■ Stated goal ■
Write out all entries word for word.

□ □ □ □

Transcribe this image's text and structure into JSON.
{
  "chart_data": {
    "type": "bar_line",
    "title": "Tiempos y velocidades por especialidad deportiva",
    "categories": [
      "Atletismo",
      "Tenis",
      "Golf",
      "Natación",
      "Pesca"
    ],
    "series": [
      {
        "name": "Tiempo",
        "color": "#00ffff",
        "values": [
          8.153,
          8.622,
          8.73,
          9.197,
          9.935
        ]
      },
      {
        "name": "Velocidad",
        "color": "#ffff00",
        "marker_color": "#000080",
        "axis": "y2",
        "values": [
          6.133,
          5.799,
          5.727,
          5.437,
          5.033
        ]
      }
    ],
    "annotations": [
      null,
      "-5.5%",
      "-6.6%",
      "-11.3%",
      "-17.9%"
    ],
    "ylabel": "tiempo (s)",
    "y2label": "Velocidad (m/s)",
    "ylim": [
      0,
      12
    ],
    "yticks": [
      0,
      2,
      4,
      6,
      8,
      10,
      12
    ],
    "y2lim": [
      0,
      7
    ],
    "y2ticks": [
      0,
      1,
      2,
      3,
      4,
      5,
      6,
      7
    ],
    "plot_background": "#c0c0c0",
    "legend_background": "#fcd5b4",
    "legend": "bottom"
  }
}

□ □ □ □

■ Result ■
Transcribe this image's text and structure into JSON.
{
  "chart_data": {
    "type": "bar_line",
    "title": "Tiempos y velocidades por especialidad deportiva",
    "categories": [
      "Atletismo",
      "Tenis",
      "Golf",
      "Natación",
      "Pesca"
    ],
    "series": [
      {
        "name": "Tiempo",
        "color": "#00ffff",
        "values": [
          8.153,
          8.622,
          8.73,
          9.197,
          9.935
        ]
      },
      {
        "name": "Velocidad",
        "color": "#ffff00",
        "marker_color": "#000080",
        "axis": "y2",
        "values": [
          6.133,
          5.799,
          5.727,
          5.437,
          5.033
        ]
      }
    ],
    "annotations": [
      null,
      "-5.5%",
      "-6.6%",
      "-11.3%",
      "-17.9%"
    ],
    "ylabel": "tiempo (s)",
    "y2label": "Velocidad (m/s)",
    "ylim": [
      0,
      12
    ],
    "yticks": [
      0,
      2,
      4,
      6,
      8,
      10,
      12
    ],
    "y2lim": [
      0,
      7
    ],
    "y2ticks": [
      0,
      1,
      2,
      3,
      4,
      5,
      6,
      7
    ],
    "plot_background": "#c0c0c0",
    "legend_background": "#fcd5b4",
    "legend": "bottom"
  }
}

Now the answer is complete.